Raw data »
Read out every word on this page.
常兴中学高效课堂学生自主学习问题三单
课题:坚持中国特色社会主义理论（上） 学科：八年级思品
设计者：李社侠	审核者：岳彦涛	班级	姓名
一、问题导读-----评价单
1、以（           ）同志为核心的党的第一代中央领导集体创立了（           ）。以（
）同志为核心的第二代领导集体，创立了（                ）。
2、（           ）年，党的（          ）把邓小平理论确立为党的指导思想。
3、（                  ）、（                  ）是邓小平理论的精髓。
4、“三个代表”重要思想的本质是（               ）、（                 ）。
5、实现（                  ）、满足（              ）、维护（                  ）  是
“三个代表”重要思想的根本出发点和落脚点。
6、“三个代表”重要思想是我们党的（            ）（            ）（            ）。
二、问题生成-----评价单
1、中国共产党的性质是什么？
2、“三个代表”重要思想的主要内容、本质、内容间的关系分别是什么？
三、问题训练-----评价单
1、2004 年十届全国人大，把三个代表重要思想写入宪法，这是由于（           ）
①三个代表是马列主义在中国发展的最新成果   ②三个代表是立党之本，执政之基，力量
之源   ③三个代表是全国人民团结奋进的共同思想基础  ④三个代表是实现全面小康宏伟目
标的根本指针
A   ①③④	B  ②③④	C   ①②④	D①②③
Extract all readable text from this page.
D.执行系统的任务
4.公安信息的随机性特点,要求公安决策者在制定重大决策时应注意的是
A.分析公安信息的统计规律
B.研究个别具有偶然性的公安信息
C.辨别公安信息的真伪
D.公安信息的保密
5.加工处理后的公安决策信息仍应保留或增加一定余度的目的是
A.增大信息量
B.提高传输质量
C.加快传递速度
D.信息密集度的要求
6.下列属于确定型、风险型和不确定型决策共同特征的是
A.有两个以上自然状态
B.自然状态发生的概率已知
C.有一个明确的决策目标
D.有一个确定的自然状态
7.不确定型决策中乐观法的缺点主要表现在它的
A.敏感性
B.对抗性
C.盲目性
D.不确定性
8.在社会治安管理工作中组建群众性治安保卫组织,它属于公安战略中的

Exercise » Restate the whole listing exactly.

Worked answer »
Read out every word on this page.
常兴中学高效课堂学生自主学习问题三单
课题:坚持中国特色社会主义理论（上） 学科：八年级思品
设计者：李社侠	审核者：岳彦涛	班级	姓名
一、问题导读-----评价单
1、以（           ）同志为核心的党的第一代中央领导集体创立了（           ）。以（
）同志为核心的第二代领导集体，创立了（                ）。
2、（           ）年，党的（          ）把邓小平理论确立为党的指导思想。
3、（                  ）、（                  ）是邓小平理论的精髓。
4、“三个代表”重要思想的本质是（               ）、（                 ）。
5、实现（                  ）、满足（              ）、维护（                  ）  是
“三个代表”重要思想的根本出发点和落脚点。
6、“三个代表”重要思想是我们党的（            ）（            ）（            ）。
二、问题生成-----评价单
1、中国共产党的性质是什么？
2、“三个代表”重要思想的主要内容、本质、内容间的关系分别是什么？
三、问题训练-----评价单
1、2004 年十届全国人大，把三个代表重要思想写入宪法，这是由于（           ）
①三个代表是马列主义在中国发展的最新成果   ②三个代表是立党之本，执政之基，力量
之源   ③三个代表是全国人民团结奋进的共同思想基础  ④三个代表是实现全面小康宏伟目
标的根本指针
A   ①③④	B  ②③④	C   ①②④	D①②③
Extract all readable text from this page.
D.执行系统的任务
4.公安信息的随机性特点,要求公安决策者在制定重大决策时应注意的是
A.分析公安信息的统计规律
B.研究个别具有偶然性的公安信息
C.辨别公安信息的真伪
D.公安信息的保密
5.加工处理后的公安决策信息仍应保留或增加一定余度的目的是
A.增大信息量
B.提高传输质量
C.加快传递速度
D.信息密集度的要求
6.下列属于确定型、风险型和不确定型决策共同特征的是
A.有两个以上自然状态
B.自然状态发生的概率已知
C.有一个明确的决策目标
D.有一个确定的自然状态
7.不确定型决策中乐观法的缺点主要表现在它的
A.敏感性
B.对抗性
C.盲目性
D.不确定性
8.在社会治安管理工作中组建群众性治安保卫组织,它属于公安战略中的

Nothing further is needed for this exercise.